Extracted data entries:

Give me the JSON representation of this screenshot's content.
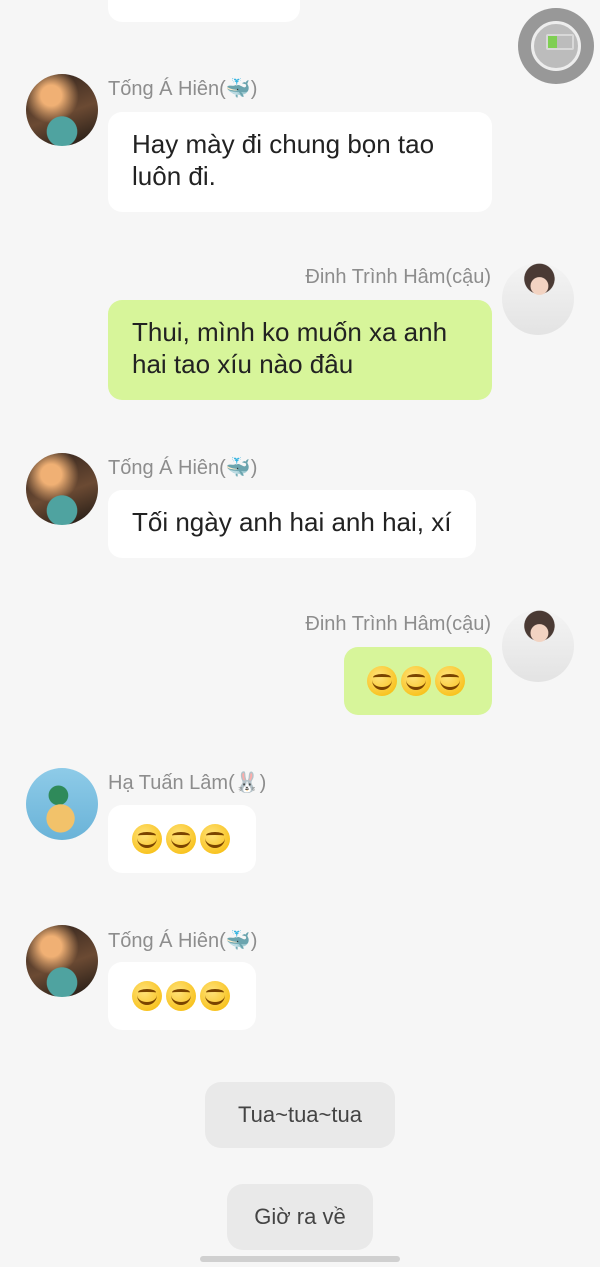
{
  "messages": [
    {
      "name": "Tống Á Hiên(🐳)",
      "text": "Hay mày đi chung bọn tao luôn đi."
    },
    {
      "name": "Đinh Trình Hâm(cậu)",
      "text": "Thui, mình ko muốn xa anh hai tao xíu nào đâu"
    },
    {
      "name": "Tống Á Hiên(🐳)",
      "text": "Tối ngày anh hai anh hai, xí"
    },
    {
      "name": "Đinh Trình Hâm(cậu)",
      "emoji": "laughing-emoji x3"
    },
    {
      "name": "Hạ Tuấn Lâm(🐰)",
      "emoji": "laughing-emoji x3"
    },
    {
      "name": "Tống Á Hiên(🐳)",
      "emoji": "laughing-emoji x3"
    }
  ],
  "quick_replies": [
    "Tua~tua~tua",
    "Giờ ra về"
  ],
  "colors": {
    "right_bubble": "#d7f59a",
    "left_bubble": "#ffffff",
    "background": "#f6f6f6"
  }
}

DIRECTIVE:
Give all the lines above again, character for character, without pictures.

ANSWER BELOW:
Give me the JSON representation of this screenshot's content.
{
  "messages": [
    {
      "name": "Tống Á Hiên(🐳)",
      "text": "Hay mày đi chung bọn tao luôn đi."
    },
    {
      "name": "Đinh Trình Hâm(cậu)",
      "text": "Thui, mình ko muốn xa anh hai tao xíu nào đâu"
    },
    {
      "name": "Tống Á Hiên(🐳)",
      "text": "Tối ngày anh hai anh hai, xí"
    },
    {
      "name": "Đinh Trình Hâm(cậu)",
      "emoji": "laughing-emoji x3"
    },
    {
      "name": "Hạ Tuấn Lâm(🐰)",
      "emoji": "laughing-emoji x3"
    },
    {
      "name": "Tống Á Hiên(🐳)",
      "emoji": "laughing-emoji x3"
    }
  ],
  "quick_replies": [
    "Tua~tua~tua",
    "Giờ ra về"
  ],
  "colors": {
    "right_bubble": "#d7f59a",
    "left_bubble": "#ffffff",
    "background": "#f6f6f6"
  }
}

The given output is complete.